__EXERCISE AIM__.
The listing below must be repeated word for word, with its images excluded.

Start EXERCISE DATA

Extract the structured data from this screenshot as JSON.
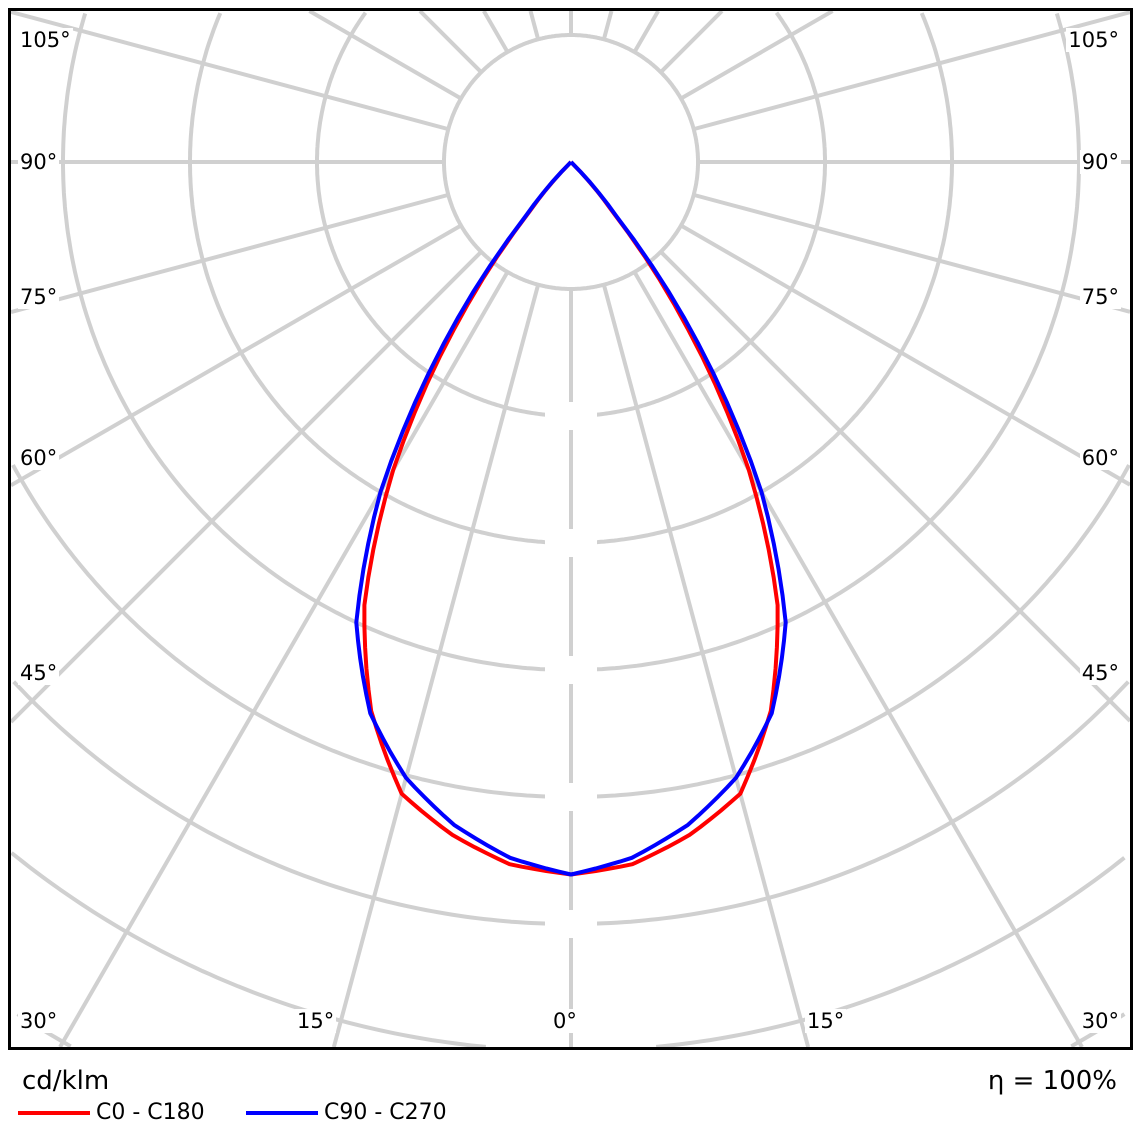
{
  "chart_data": {
    "type": "polar-line",
    "units": "cd/klm",
    "efficiency": "η = 100%",
    "angle_step_deg": 15,
    "ring_labels_visible": false,
    "grid": true,
    "tick_labels_left": [
      "105°",
      "90°",
      "75°",
      "60°",
      "45°",
      "30°"
    ],
    "tick_labels_right": [
      "105°",
      "90°",
      "75°",
      "60°",
      "45°",
      "30°"
    ],
    "tick_labels_bottom": [
      "15°",
      "0°",
      "15°"
    ],
    "angles_deg": [
      0,
      5,
      10,
      15,
      20,
      25,
      30,
      35,
      40,
      45,
      90
    ],
    "series": [
      {
        "name": "C0 - C180",
        "color": "#ff0000",
        "values": [
          5.61,
          5.55,
          5.38,
          5.15,
          4.6,
          3.85,
          2.8,
          1.6,
          0.5,
          0,
          0
        ]
      },
      {
        "name": "C90 - C270",
        "color": "#0000ff",
        "values": [
          5.61,
          5.5,
          5.3,
          5.02,
          4.62,
          4.0,
          3.0,
          1.75,
          0.55,
          0,
          0
        ]
      }
    ],
    "value_units_note_hidden": null,
    "grid_color": "#d0d0d0",
    "legend_position": "bottom-left"
  }
}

End EXERCISE DATA

__SOLUTION FOR THIS TASK__.
Extract the structured data from this screenshot as JSON.
{
  "chart_data": {
    "type": "polar-line",
    "units": "cd/klm",
    "efficiency": "η = 100%",
    "angle_step_deg": 15,
    "ring_labels_visible": false,
    "grid": true,
    "tick_labels_left": [
      "105°",
      "90°",
      "75°",
      "60°",
      "45°",
      "30°"
    ],
    "tick_labels_right": [
      "105°",
      "90°",
      "75°",
      "60°",
      "45°",
      "30°"
    ],
    "tick_labels_bottom": [
      "15°",
      "0°",
      "15°"
    ],
    "angles_deg": [
      0,
      5,
      10,
      15,
      20,
      25,
      30,
      35,
      40,
      45,
      90
    ],
    "series": [
      {
        "name": "C0 - C180",
        "color": "#ff0000",
        "values": [
          5.61,
          5.55,
          5.38,
          5.15,
          4.6,
          3.85,
          2.8,
          1.6,
          0.5,
          0,
          0
        ]
      },
      {
        "name": "C90 - C270",
        "color": "#0000ff",
        "values": [
          5.61,
          5.5,
          5.3,
          5.02,
          4.62,
          4.0,
          3.0,
          1.75,
          0.55,
          0,
          0
        ]
      }
    ],
    "value_units_note_hidden": null,
    "grid_color": "#d0d0d0",
    "legend_position": "bottom-left"
  }
}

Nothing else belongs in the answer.